> [Problem to work on]
Pull out every line in the entries below that contains the string "embedding".

> [Excerpted data]
↓

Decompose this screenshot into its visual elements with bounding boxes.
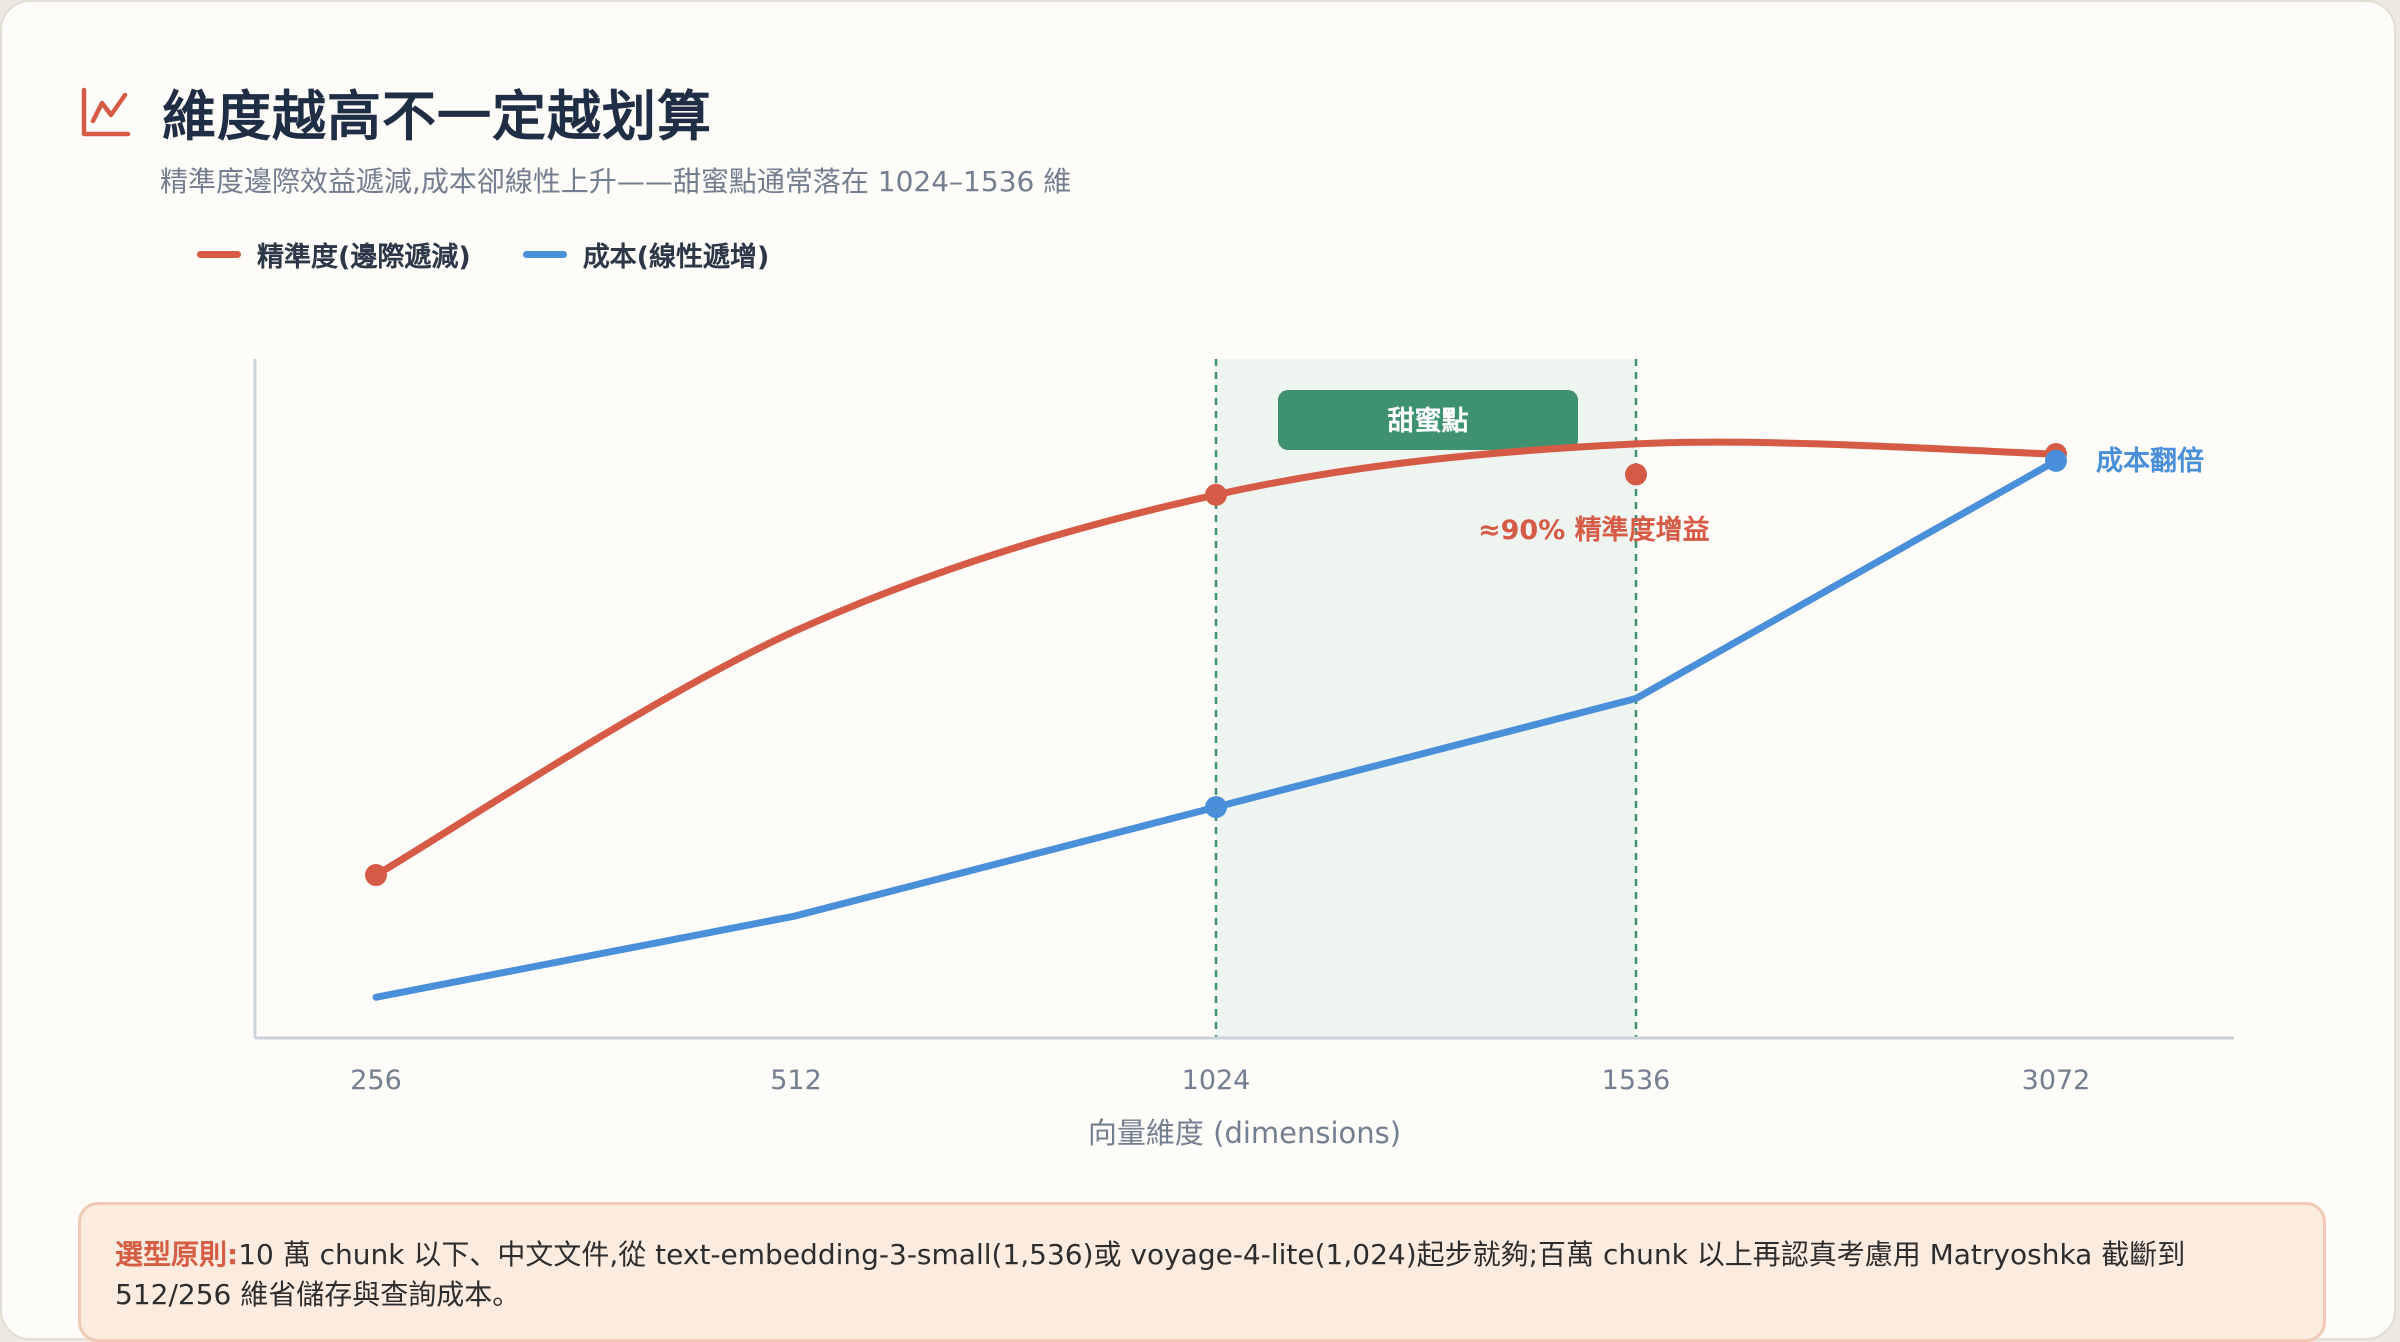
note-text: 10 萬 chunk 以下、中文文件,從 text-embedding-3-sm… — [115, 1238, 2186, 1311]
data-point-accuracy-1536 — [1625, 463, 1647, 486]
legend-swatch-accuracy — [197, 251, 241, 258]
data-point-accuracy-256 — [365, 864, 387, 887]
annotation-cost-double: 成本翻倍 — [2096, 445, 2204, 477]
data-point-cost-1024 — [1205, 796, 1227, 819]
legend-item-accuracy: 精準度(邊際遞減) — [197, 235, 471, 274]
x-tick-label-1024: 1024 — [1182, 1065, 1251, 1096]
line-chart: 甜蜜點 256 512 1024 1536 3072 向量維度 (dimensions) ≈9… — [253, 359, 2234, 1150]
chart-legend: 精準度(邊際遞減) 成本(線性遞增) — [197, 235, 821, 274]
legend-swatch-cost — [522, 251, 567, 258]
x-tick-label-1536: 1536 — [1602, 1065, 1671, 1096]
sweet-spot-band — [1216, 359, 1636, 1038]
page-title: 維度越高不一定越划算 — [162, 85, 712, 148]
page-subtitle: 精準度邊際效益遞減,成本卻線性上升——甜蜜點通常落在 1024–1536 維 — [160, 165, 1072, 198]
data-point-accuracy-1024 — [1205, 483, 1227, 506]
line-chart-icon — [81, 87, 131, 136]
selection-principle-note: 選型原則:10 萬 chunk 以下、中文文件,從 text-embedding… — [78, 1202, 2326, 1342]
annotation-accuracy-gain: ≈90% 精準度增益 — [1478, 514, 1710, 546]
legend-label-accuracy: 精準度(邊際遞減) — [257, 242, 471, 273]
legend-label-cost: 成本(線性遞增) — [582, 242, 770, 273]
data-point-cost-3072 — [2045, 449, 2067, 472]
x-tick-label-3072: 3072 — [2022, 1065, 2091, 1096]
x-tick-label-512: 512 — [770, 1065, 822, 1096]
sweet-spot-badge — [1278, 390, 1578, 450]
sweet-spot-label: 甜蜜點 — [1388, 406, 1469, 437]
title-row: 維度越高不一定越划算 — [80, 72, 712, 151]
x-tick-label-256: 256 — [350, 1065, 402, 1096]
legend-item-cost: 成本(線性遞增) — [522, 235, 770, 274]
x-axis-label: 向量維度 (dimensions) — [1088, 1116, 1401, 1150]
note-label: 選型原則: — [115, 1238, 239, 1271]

↑
↓

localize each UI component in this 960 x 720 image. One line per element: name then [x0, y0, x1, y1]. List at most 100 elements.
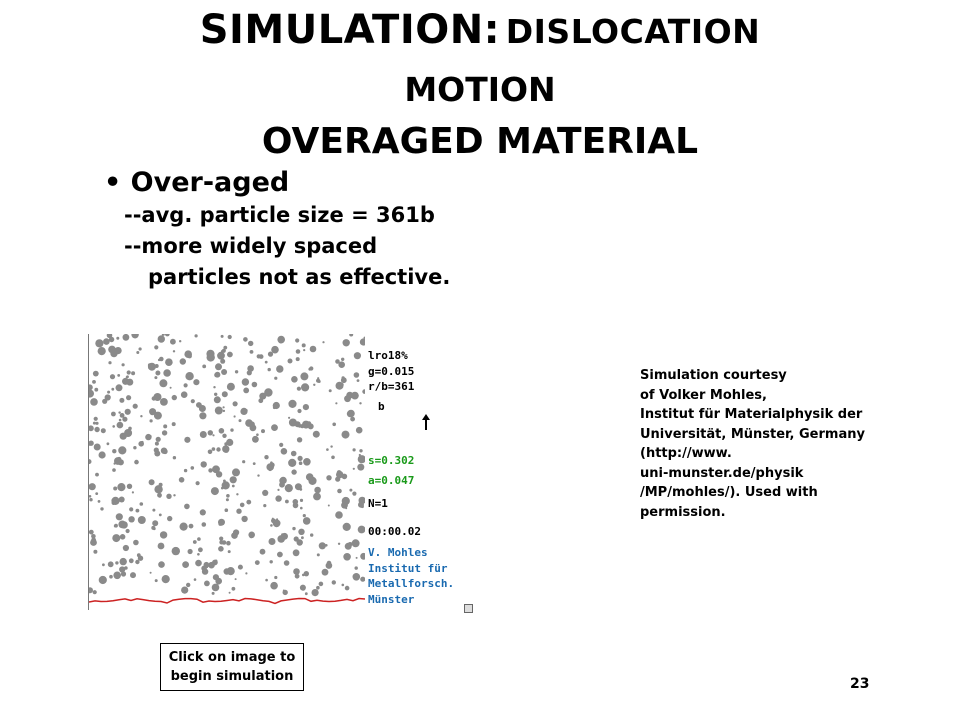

↑

> [Solution for this task]
note-text: 10 萬 chunk 以下、中文文件,從 text-embedding-3-sm… — [115, 1238, 2186, 1311]
selection-principle-note: 選型原則:10 萬 chunk 以下、中文文件,從 text-embedding… — [78, 1202, 2326, 1342]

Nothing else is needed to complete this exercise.